● **TASK INSTRUCTIONS**:
Rewrite the stretch of the coal truck article from "The artist's work" through "of their forebears.", replacing "steadfast" with "tireless".

● **TEXT TO READ**:
━━━

Chinese girl transforms father's coal truck into graduation art work
"It is because of this truck that we can afford your college tuition."
In the era when coal propelled China's progress, coal trucks sustained the normal life of countless households. Traversing mountainous terrains in all weather conditions, these vehicles transported coal—often referred to as "black gold"—to remote areas, simultaneously carrying back hopes for prosperity. This year’s Central Academy of Fine Arts graduation exhibition features a piece that transforms an old coal truck into an artistic icon, honoring that period.
The artist's work recounts her father's steadfast efforts and the collective aspirations of ordinary Chinese citizens for a brighter future, symbolizing the next generation's tribute to the hard work and sacrifices of their forebears.
Today's piece is a translation of the story of the artist and her graduation work. The original article, “父亲的运煤车,开到女儿的毕业展 A father's coal truck driven to his daughter's graduation exhibition,” is written by Yin Haiyue and was published on the WeChat blog of the 冰点周刊 "Bingdian Weekly" of China Youth Daily on July 3.
A father's coal truck driven to his daughter's graduation exhibition
Li Qing shot her work The Blue Embraced by Black at an abandoned coal mine in her village in Yangquan, north China's Shanxi Province in April. (Provided by the interviewee)
The old truck was over 20 years old, with peeling paint and a body full of rust. According to national standards, it should have been recycled, dismantled, and destroyed eight years ago.
Li Qing had it shipped to Beijing, decorated it and exhibited it at the Central Academy of Fine Arts (CAFA) as her graduation work. She remembers her father saying, "It is because of this truck that we can afford your college tuition."
The old truck never had a name. It transported coal and water, always dusty, doing as the same tasks as other 30-plus trucks in the same village in Yangquan, north China's Shanxi Province. It sustained the normal life of villagers. However, in May of this year, it finally got a name, The Blue Embraced by Black. The truck bed is tiled with mosaic tiles and filled with water, the water surface reflecting the blue sky, with colorful swimming laps floating in it.
Before her graduation from the School of Experimental and Sci-Tech Arts at the Academy, she wants to pay tribute to her father and expects her parents to be more understanding of what she has been engaged in. She finally completed her work, which also includes some photos and videos, in the abandoned coal mine in her village. A variety of creative materials were used in her work.
"'Black' is coal, and 'blue' signifies a bright future built on 'black'." She noted.
Interpretations and reports about the work can be seen on many social media sites, and many netizens have shared their feelings about the old truck. Some said the truck reminded her of her mother who fed a family of five by selling bittern vegetables with her handcart. Some felt the charm of art from it, "Art is a dream, a memory, and a connection to everything that matters to you."
Li Qing is of the same age with the truck. She remembers that when she was a child, her father, Li Jiantang, transported coal in their hometown village, and every time he came home to wash his face and clothes, the water was dirty. By transporting tons and tons of coal, Li Jiantang bought the family a department in Yangquan. Li Qing went to kindergarten in the downtown area and went back to the village during her summer and winter vacations.
The family of five, including her two sisters, often crowded in the cab of the truck. During Chinese New Year, her father drove the truck to pick up people to pay the New Year’s greeting. The spacious truck bed could hold a dozen or more people. Later, when coal mines ware closed, her father supported Li Qing's college education with income from hauling and delivering water to villages with poor water resources.

━━━

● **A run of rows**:
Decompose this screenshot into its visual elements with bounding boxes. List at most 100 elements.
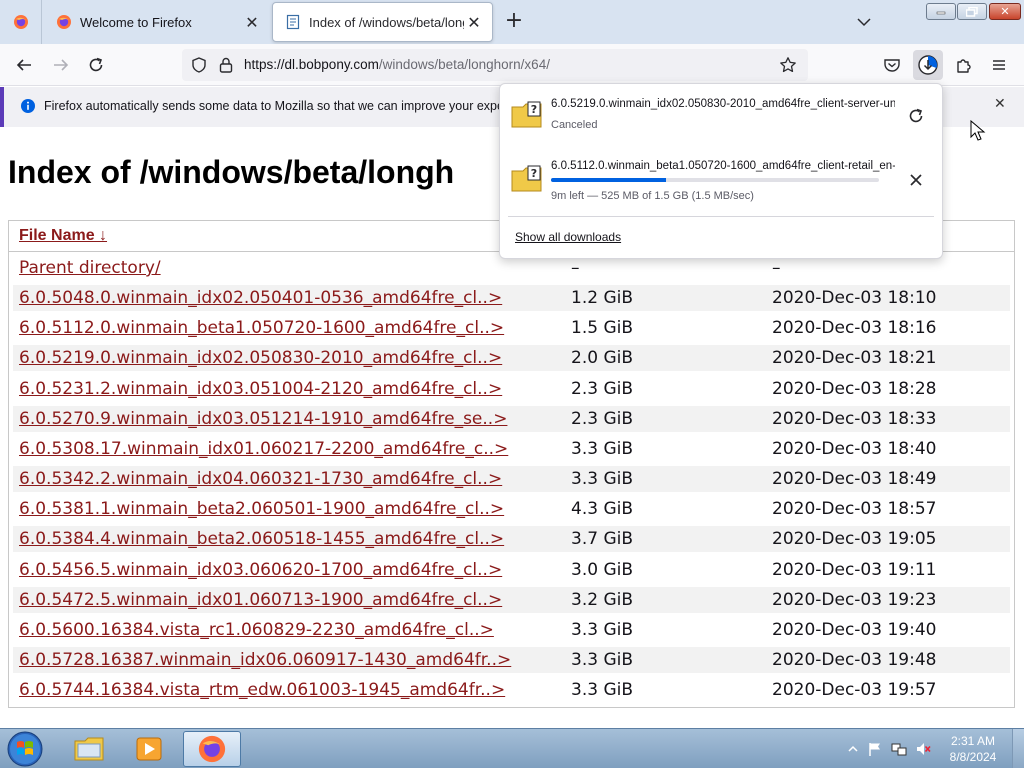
file-name-column-header[interactable]: File Name ↓ — [19, 227, 107, 245]
file-link[interactable]: 6.0.5231.2.winmain_idx03.051004-2120_amd… — [19, 374, 502, 404]
download-progress-fill — [551, 178, 666, 182]
file-size: 1.2 GiB — [571, 288, 633, 309]
info-icon — [20, 98, 36, 118]
file-size: 3.2 GiB — [571, 589, 633, 610]
svg-text:?: ? — [531, 167, 537, 180]
file-icon: ? — [510, 99, 544, 131]
file-link[interactable]: 6.0.5456.5.winmain_idx03.060620-1700_amd… — [19, 555, 502, 585]
file-size: 3.3 GiB — [571, 469, 633, 490]
restore-button[interactable] — [957, 3, 987, 20]
file-link[interactable]: 6.0.5270.9.winmain_idx03.051214-1910_amd… — [19, 404, 507, 434]
table-row: 6.0.5384.4.winmain_beta2.060518-1455_amd… — [9, 524, 1014, 554]
table-row: 6.0.5231.2.winmain_idx03.051004-2120_amd… — [9, 374, 1014, 404]
file-link[interactable]: 6.0.5600.16384.vista_rc1.060829-2230_amd… — [19, 615, 494, 645]
clock-time: 2:31 AM — [950, 734, 996, 748]
forward-icon[interactable] — [48, 53, 74, 77]
file-date: 2020-Dec-03 18:33 — [772, 408, 937, 429]
pocket-icon[interactable] — [879, 53, 905, 77]
file-link[interactable]: 6.0.5472.5.winmain_idx01.060713-1900_amd… — [19, 585, 502, 615]
shield-icon[interactable] — [190, 56, 208, 78]
download-status: 9m left — 525 MB of 1.5 GB (1.5 MB/sec) — [551, 190, 754, 202]
page-title: Index of /windows/beta/longh — [8, 154, 455, 190]
download-progress-bar — [551, 178, 879, 182]
file-date: 2020-Dec-03 19:40 — [772, 619, 937, 640]
file-date: 2020-Dec-03 18:21 — [772, 348, 937, 369]
parent-directory-link[interactable]: Parent directory/ — [19, 253, 161, 283]
tab-welcome[interactable]: Welcome to Firefox ✕ — [44, 2, 270, 42]
file-link[interactable]: 6.0.5219.0.winmain_idx02.050830-2010_amd… — [19, 343, 502, 373]
file-link[interactable]: 6.0.5048.0.winmain_idx02.050401-0536_amd… — [19, 283, 502, 313]
table-row: 6.0.5219.0.winmain_idx02.050830-2010_amd… — [9, 343, 1014, 373]
url-text[interactable]: https://dl.bobpony.com/windows/beta/long… — [244, 57, 550, 72]
file-size: 3.3 GiB — [571, 438, 633, 459]
back-icon[interactable] — [11, 53, 37, 77]
mouse-cursor-icon — [970, 119, 986, 146]
file-date: 2020-Dec-03 19:23 — [772, 589, 937, 610]
close-tab-icon[interactable]: ✕ — [242, 12, 262, 32]
cancel-icon[interactable] — [902, 166, 930, 194]
volume-muted-icon[interactable] — [915, 741, 931, 757]
explorer-taskbar-icon[interactable] — [60, 731, 118, 767]
url-path: /windows/beta/longhorn/x64/ — [378, 57, 550, 72]
minimize-button[interactable] — [926, 3, 956, 20]
notice-text: Firefox automatically sends some data to… — [44, 99, 525, 113]
download-item[interactable]: ? 6.0.5219.0.winmain_idx02.050830-2010_a… — [500, 84, 942, 144]
table-row: 6.0.5308.17.winmain_idx01.060217-2200_am… — [9, 434, 1014, 464]
extensions-icon[interactable] — [951, 53, 977, 77]
file-date: 2020-Dec-03 18:28 — [772, 378, 937, 399]
show-all-downloads-button[interactable]: Show all downloads — [515, 230, 621, 244]
retry-icon[interactable] — [902, 102, 930, 130]
reload-icon[interactable] — [83, 53, 109, 77]
start-button[interactable] — [4, 730, 46, 768]
new-tab-button[interactable]: + — [503, 10, 525, 33]
file-date: 2020-Dec-03 18:57 — [772, 499, 937, 520]
file-link[interactable]: 6.0.5744.16384.vista_rtm_edw.061003-1945… — [19, 675, 505, 705]
file-size: 3.3 GiB — [571, 649, 633, 670]
file-size: 4.3 GiB — [571, 499, 633, 520]
menu-icon[interactable] — [986, 53, 1012, 77]
lock-icon[interactable] — [218, 56, 234, 78]
address-bar[interactable]: https://dl.bobpony.com/windows/beta/long… — [182, 49, 808, 81]
table-row: 6.0.5381.1.winmain_beta2.060501-1900_amd… — [9, 494, 1014, 524]
close-tab-icon[interactable]: ✕ — [464, 12, 484, 32]
show-hidden-icons-icon[interactable] — [845, 741, 861, 757]
file-link[interactable]: 6.0.5381.1.winmain_beta2.060501-1900_amd… — [19, 494, 504, 524]
url-host: https://dl.bobpony.com — [244, 57, 379, 72]
tab-index[interactable]: Index of /windows/beta/longho ✕ — [272, 2, 493, 42]
table-row: 6.0.5048.0.winmain_idx02.050401-0536_amd… — [9, 283, 1014, 313]
download-status: Canceled — [551, 119, 598, 131]
file-size: 2.0 GiB — [571, 348, 633, 369]
close-icon[interactable]: ✕ — [994, 96, 1006, 112]
file-size: 3.3 GiB — [571, 619, 633, 640]
system-clock[interactable]: 2:31 AM 8/8/2024 — [938, 733, 1008, 765]
list-all-tabs-icon[interactable] — [854, 13, 874, 31]
tab-strip: Welcome to Firefox ✕ Index of /windows/b… — [0, 0, 1024, 44]
file-size: 2.3 GiB — [571, 378, 633, 399]
firefox-taskbar-icon[interactable] — [183, 731, 241, 767]
downloads-panel: ? 6.0.5219.0.winmain_idx02.050830-2010_a… — [499, 83, 943, 259]
file-link[interactable]: 6.0.5384.4.winmain_beta2.060518-1455_amd… — [19, 524, 504, 554]
media-player-taskbar-icon[interactable] — [120, 731, 178, 767]
file-link[interactable]: 6.0.5308.17.winmain_idx01.060217-2200_am… — [19, 434, 508, 464]
file-link[interactable]: 6.0.5342.2.winmain_idx04.060321-1730_amd… — [19, 464, 502, 494]
network-icon[interactable] — [891, 741, 907, 757]
taskbar: 2:31 AM 8/8/2024 — [0, 728, 1024, 768]
bookmark-star-icon[interactable] — [779, 56, 797, 78]
download-filename: 6.0.5112.0.winmain_beta1.050720-1600_amd… — [551, 160, 895, 172]
close-window-button[interactable]: ✕ — [989, 3, 1021, 20]
action-center-flag-icon[interactable] — [867, 741, 883, 757]
table-row: 6.0.5728.16387.winmain_idx06.060917-1430… — [9, 645, 1014, 675]
clock-date: 8/8/2024 — [949, 750, 997, 764]
file-date: 2020-Dec-03 18:16 — [772, 318, 937, 339]
firefox-view-button[interactable] — [0, 0, 42, 44]
show-desktop-button[interactable] — [1012, 729, 1024, 768]
file-size: 3.7 GiB — [571, 529, 633, 550]
downloads-icon[interactable] — [913, 50, 943, 80]
file-date: 2020-Dec-03 19:05 — [772, 529, 937, 550]
file-link[interactable]: 6.0.5112.0.winmain_beta1.050720-1600_amd… — [19, 313, 504, 343]
file-link[interactable]: 6.0.5728.16387.winmain_idx06.060917-1430… — [19, 645, 511, 675]
file-date: 2020-Dec-03 19:48 — [772, 649, 937, 670]
tab-title: Welcome to Firefox — [80, 14, 192, 30]
file-date: 2020-Dec-03 18:10 — [772, 288, 937, 309]
table-row: 6.0.5342.2.winmain_idx04.060321-1730_amd… — [9, 464, 1014, 494]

━━━

● **RESPONSE**:
The artist's work recounts her father's tireless efforts and the collective aspirations of ordinary Chinese citizens for a brighter future, symbolizing the next generation's tribute to the hard work and sacrifices of their forebears.